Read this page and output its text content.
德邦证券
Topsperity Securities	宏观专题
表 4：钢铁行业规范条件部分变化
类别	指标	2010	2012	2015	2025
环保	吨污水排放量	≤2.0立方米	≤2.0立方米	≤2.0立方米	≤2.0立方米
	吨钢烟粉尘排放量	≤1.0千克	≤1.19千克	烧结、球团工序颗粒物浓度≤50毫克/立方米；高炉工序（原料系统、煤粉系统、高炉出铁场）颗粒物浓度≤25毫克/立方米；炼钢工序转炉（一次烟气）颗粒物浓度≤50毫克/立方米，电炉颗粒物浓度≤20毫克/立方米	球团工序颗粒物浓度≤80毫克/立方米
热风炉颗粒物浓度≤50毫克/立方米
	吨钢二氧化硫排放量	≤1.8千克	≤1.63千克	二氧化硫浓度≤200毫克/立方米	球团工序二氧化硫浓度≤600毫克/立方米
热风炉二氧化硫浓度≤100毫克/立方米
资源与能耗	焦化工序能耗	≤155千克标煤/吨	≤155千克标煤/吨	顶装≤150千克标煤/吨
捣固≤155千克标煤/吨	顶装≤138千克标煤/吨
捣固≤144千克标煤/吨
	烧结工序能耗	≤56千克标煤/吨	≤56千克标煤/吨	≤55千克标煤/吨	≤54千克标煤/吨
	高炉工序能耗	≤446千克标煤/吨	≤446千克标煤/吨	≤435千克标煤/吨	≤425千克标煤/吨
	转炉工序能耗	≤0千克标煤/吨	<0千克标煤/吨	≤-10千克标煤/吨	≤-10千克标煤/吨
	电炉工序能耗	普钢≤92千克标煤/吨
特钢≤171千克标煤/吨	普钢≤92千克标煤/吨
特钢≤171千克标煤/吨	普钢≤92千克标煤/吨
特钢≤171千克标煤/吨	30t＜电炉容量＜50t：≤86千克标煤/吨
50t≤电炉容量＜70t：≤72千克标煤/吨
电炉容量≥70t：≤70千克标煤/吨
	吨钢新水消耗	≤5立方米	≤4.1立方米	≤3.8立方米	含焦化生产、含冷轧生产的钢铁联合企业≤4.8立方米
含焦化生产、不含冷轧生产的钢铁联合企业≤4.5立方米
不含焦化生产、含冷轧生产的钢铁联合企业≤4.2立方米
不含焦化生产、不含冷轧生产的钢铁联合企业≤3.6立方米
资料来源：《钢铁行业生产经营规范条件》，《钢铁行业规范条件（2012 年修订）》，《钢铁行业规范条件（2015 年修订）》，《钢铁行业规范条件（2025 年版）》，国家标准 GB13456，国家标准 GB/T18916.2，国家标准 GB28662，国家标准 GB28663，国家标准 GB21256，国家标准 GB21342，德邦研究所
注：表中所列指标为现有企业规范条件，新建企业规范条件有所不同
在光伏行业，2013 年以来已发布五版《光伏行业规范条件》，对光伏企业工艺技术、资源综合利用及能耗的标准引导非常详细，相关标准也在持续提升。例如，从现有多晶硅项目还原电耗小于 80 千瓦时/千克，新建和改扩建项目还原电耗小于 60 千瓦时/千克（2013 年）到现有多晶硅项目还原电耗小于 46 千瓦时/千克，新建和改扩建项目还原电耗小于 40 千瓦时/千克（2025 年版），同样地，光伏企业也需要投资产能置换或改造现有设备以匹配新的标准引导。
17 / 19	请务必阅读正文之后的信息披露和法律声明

> _Directive_: Look through the entries and return every line where "不含焦化生产" appears.

> _Output_:
不含焦化生产、含冷轧生产的钢铁联合企业≤4.2立方米
不含焦化生产、不含冷轧生产的钢铁联合企业≤3.6立方米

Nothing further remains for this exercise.